## What this task involves:
Can the data below be echoed back word for word?

[A block of data]
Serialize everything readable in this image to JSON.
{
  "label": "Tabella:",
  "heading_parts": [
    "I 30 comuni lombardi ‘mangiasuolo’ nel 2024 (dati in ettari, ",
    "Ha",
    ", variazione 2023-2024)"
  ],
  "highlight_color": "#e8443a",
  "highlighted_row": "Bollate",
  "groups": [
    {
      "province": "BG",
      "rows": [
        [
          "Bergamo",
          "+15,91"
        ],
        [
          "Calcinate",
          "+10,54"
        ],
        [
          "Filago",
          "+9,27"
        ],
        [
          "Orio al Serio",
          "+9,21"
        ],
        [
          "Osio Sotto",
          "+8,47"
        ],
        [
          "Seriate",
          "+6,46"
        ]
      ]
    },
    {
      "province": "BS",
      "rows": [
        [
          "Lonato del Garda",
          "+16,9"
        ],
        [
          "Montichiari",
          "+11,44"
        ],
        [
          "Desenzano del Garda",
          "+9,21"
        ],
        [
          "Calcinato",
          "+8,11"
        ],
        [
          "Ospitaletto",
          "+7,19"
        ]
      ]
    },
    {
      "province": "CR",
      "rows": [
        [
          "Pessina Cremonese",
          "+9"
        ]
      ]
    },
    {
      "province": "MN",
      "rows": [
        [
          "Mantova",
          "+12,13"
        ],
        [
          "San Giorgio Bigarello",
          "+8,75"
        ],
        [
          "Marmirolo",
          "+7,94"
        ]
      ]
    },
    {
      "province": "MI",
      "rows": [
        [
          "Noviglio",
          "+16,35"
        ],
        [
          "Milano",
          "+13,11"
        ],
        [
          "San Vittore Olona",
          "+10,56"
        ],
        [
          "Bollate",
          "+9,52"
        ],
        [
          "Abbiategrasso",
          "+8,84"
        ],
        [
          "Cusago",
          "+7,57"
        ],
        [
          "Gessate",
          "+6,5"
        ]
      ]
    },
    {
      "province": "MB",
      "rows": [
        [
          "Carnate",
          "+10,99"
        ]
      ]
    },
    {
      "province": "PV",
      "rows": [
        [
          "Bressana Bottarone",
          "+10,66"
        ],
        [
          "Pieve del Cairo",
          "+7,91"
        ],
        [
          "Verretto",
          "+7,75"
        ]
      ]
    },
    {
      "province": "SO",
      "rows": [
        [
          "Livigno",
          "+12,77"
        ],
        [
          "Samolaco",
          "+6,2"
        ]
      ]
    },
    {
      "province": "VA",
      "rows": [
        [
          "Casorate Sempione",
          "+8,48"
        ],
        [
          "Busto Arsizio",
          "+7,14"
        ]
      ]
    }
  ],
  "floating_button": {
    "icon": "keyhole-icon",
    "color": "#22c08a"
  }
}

## Solution to this task:
Serialize everything readable in this image to JSON.
{
  "label": "Tabella:",
  "heading_parts": [
    "I 30 comuni lombardi ‘mangiasuolo’ nel 2024 (dati in ettari, ",
    "Ha",
    ", variazione 2023-2024)"
  ],
  "highlight_color": "#e8443a",
  "highlighted_row": "Bollate",
  "groups": [
    {
      "province": "BG",
      "rows": [
        [
          "Bergamo",
          "+15,91"
        ],
        [
          "Calcinate",
          "+10,54"
        ],
        [
          "Filago",
          "+9,27"
        ],
        [
          "Orio al Serio",
          "+9,21"
        ],
        [
          "Osio Sotto",
          "+8,47"
        ],
        [
          "Seriate",
          "+6,46"
        ]
      ]
    },
    {
      "province": "BS",
      "rows": [
        [
          "Lonato del Garda",
          "+16,9"
        ],
        [
          "Montichiari",
          "+11,44"
        ],
        [
          "Desenzano del Garda",
          "+9,21"
        ],
        [
          "Calcinato",
          "+8,11"
        ],
        [
          "Ospitaletto",
          "+7,19"
        ]
      ]
    },
    {
      "province": "CR",
      "rows": [
        [
          "Pessina Cremonese",
          "+9"
        ]
      ]
    },
    {
      "province": "MN",
      "rows": [
        [
          "Mantova",
          "+12,13"
        ],
        [
          "San Giorgio Bigarello",
          "+8,75"
        ],
        [
          "Marmirolo",
          "+7,94"
        ]
      ]
    },
    {
      "province": "MI",
      "rows": [
        [
          "Noviglio",
          "+16,35"
        ],
        [
          "Milano",
          "+13,11"
        ],
        [
          "San Vittore Olona",
          "+10,56"
        ],
        [
          "Bollate",
          "+9,52"
        ],
        [
          "Abbiategrasso",
          "+8,84"
        ],
        [
          "Cusago",
          "+7,57"
        ],
        [
          "Gessate",
          "+6,5"
        ]
      ]
    },
    {
      "province": "MB",
      "rows": [
        [
          "Carnate",
          "+10,99"
        ]
      ]
    },
    {
      "province": "PV",
      "rows": [
        [
          "Bressana Bottarone",
          "+10,66"
        ],
        [
          "Pieve del Cairo",
          "+7,91"
        ],
        [
          "Verretto",
          "+7,75"
        ]
      ]
    },
    {
      "province": "SO",
      "rows": [
        [
          "Livigno",
          "+12,77"
        ],
        [
          "Samolaco",
          "+6,2"
        ]
      ]
    },
    {
      "province": "VA",
      "rows": [
        [
          "Casorate Sempione",
          "+8,48"
        ],
        [
          "Busto Arsizio",
          "+7,14"
        ]
      ]
    }
  ],
  "floating_button": {
    "icon": "keyhole-icon",
    "color": "#22c08a"
  }
}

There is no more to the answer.